*** Begin section ***
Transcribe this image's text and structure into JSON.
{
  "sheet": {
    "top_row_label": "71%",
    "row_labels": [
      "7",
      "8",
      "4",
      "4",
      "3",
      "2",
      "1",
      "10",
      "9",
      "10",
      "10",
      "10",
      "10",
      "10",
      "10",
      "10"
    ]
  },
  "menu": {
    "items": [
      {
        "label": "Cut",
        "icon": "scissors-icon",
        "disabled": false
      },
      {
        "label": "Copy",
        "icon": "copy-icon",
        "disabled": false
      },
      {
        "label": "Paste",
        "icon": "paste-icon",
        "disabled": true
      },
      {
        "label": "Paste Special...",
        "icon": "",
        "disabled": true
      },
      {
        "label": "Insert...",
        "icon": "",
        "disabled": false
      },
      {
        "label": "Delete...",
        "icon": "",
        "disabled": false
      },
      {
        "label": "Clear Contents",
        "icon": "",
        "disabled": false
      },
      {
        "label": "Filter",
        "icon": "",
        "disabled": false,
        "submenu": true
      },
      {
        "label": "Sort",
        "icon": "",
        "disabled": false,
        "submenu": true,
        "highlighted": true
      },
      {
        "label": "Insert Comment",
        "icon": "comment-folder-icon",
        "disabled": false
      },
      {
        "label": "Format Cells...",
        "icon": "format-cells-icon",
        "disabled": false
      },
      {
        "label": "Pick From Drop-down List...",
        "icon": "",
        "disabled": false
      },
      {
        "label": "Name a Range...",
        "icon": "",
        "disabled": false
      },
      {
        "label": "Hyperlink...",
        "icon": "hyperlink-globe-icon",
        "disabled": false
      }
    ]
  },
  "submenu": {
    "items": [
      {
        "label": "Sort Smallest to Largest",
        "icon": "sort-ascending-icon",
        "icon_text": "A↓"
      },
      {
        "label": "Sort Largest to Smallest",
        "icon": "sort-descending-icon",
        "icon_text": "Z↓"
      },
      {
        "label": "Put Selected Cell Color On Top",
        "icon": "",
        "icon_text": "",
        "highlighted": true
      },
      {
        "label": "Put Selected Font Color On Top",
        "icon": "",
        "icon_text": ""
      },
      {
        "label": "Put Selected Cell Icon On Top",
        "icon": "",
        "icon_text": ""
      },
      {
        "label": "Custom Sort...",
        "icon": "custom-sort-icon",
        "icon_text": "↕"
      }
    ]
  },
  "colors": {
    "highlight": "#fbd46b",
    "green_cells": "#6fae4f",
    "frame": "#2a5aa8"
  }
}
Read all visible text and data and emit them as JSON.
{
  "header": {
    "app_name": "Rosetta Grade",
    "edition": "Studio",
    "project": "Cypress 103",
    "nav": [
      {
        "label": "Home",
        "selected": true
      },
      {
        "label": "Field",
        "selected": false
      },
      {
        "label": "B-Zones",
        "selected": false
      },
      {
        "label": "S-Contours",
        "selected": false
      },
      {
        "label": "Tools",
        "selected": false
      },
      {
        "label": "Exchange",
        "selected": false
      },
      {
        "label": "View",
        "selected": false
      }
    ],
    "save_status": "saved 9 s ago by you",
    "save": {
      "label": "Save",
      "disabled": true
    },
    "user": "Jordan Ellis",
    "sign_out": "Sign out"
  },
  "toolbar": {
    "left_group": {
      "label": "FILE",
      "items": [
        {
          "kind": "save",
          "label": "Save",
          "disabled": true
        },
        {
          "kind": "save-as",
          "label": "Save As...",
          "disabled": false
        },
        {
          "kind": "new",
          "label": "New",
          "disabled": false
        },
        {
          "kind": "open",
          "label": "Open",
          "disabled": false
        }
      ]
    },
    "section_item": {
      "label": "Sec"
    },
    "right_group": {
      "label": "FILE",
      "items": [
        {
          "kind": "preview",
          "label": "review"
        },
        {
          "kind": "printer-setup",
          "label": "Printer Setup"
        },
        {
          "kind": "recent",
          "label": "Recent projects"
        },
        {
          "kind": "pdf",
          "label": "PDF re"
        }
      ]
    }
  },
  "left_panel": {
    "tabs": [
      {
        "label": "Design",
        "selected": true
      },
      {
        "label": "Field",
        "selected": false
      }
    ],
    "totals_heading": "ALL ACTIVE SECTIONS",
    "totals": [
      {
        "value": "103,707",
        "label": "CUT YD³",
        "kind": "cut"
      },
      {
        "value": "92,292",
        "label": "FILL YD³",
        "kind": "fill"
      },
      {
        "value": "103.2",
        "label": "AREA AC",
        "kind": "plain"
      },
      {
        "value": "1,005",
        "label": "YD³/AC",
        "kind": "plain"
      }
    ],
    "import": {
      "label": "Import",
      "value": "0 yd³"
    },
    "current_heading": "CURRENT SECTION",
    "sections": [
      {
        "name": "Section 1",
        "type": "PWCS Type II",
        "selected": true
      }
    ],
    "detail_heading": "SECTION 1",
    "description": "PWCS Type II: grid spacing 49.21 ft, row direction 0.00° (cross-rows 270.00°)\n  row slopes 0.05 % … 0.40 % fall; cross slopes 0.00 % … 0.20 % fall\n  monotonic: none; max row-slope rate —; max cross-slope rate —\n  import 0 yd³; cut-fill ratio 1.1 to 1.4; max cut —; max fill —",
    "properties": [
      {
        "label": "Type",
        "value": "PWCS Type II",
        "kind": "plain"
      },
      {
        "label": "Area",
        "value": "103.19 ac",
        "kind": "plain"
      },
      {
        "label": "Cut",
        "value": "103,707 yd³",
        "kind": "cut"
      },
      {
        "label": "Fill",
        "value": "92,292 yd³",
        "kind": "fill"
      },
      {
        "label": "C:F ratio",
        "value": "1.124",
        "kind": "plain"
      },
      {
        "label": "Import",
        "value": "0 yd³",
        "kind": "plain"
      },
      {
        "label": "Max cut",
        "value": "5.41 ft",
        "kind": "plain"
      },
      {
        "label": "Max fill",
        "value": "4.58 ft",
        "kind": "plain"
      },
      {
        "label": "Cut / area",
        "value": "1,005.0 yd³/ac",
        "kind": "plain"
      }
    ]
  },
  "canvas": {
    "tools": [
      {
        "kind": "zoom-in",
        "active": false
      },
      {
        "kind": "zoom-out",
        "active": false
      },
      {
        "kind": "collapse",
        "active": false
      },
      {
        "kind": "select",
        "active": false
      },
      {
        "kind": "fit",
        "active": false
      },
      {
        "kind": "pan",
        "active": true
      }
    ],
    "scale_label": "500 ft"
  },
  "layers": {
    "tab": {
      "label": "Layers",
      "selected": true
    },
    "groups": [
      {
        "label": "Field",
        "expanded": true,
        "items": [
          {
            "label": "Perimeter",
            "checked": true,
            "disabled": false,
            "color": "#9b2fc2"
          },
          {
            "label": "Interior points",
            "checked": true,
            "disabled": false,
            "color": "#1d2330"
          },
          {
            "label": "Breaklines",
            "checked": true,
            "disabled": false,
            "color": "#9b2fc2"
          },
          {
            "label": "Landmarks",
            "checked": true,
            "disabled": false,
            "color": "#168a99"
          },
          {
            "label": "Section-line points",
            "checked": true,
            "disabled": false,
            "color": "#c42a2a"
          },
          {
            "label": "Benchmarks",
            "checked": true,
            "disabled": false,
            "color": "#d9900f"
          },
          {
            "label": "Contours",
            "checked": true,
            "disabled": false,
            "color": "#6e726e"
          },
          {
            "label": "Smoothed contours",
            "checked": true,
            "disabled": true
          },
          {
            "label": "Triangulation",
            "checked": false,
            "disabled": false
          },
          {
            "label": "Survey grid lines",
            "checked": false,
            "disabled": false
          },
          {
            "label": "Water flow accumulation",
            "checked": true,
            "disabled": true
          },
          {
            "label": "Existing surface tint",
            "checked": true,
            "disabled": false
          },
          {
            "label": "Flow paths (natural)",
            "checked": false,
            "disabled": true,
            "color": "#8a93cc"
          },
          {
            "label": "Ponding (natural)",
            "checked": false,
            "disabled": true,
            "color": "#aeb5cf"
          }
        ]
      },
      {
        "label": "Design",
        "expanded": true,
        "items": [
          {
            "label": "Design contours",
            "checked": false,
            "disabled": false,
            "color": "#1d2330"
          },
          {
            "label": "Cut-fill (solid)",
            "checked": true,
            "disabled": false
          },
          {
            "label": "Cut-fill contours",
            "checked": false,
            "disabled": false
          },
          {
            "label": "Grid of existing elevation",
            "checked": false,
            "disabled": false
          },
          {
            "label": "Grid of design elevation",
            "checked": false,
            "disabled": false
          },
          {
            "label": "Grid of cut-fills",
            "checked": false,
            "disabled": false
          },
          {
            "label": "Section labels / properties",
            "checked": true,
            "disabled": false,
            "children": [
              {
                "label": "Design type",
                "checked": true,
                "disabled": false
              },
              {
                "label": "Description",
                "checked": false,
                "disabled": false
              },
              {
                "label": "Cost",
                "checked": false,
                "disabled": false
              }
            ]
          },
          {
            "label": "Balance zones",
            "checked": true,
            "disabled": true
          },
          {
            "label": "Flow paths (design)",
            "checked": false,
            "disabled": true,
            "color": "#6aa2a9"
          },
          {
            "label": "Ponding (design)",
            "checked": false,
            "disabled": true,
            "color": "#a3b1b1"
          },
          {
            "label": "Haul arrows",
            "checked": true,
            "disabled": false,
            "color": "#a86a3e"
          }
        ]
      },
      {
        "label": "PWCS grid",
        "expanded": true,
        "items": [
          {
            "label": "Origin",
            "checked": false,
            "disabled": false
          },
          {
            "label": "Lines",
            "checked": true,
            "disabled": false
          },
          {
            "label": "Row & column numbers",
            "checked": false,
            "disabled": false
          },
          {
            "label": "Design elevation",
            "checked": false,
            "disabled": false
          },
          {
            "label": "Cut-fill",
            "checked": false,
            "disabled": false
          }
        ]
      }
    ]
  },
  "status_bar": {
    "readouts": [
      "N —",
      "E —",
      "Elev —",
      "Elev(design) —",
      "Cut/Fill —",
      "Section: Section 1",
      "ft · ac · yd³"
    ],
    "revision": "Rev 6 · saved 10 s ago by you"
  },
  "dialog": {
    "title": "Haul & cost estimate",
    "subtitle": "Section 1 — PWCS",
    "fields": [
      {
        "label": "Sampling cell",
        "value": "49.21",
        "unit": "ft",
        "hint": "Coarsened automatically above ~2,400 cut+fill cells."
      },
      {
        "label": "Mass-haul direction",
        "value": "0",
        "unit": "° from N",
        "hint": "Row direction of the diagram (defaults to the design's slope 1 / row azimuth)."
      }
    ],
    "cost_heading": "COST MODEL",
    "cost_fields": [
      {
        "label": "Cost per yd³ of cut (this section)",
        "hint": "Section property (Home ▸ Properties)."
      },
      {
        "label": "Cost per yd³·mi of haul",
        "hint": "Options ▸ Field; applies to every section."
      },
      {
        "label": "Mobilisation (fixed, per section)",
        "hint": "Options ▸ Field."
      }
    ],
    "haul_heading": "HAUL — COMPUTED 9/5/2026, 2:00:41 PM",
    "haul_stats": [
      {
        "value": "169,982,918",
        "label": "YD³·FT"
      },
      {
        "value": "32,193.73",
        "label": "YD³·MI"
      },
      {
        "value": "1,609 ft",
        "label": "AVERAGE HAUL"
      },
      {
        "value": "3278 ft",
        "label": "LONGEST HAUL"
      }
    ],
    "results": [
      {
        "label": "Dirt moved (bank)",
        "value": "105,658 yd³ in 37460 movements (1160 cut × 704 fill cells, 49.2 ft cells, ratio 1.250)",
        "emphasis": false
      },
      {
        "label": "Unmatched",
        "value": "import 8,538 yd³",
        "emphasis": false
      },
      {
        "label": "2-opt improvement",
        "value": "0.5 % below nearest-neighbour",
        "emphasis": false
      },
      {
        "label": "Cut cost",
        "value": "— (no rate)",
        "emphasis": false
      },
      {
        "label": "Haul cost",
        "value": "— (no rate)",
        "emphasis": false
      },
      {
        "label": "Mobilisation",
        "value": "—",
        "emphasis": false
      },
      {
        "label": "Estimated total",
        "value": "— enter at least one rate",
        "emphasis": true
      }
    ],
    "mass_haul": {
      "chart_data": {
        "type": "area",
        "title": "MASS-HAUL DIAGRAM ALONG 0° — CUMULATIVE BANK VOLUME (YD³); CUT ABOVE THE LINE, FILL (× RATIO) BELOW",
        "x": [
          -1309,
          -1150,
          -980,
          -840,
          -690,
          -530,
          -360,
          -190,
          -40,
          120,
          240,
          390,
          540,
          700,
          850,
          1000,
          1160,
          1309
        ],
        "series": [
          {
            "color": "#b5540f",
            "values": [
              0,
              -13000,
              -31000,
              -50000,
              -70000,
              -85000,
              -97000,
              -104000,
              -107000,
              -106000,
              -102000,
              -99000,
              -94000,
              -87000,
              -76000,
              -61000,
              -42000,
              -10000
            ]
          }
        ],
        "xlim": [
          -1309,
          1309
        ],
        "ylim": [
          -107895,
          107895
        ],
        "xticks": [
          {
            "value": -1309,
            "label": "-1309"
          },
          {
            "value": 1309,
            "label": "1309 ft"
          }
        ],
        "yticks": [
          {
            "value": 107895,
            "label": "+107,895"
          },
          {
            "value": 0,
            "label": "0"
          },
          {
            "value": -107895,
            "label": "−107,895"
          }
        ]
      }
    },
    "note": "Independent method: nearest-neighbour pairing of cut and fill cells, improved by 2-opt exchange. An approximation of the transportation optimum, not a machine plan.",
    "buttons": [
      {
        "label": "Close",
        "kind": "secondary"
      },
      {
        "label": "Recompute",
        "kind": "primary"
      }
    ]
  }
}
*** End section ***
## ACTION ITEM
Your answer should be each line from the entries that includes the string "JSON".

## EXPECTED OUTPUT
Transcribe this image's text and structure into JSON.
Read all visible text and data and emit them as JSON.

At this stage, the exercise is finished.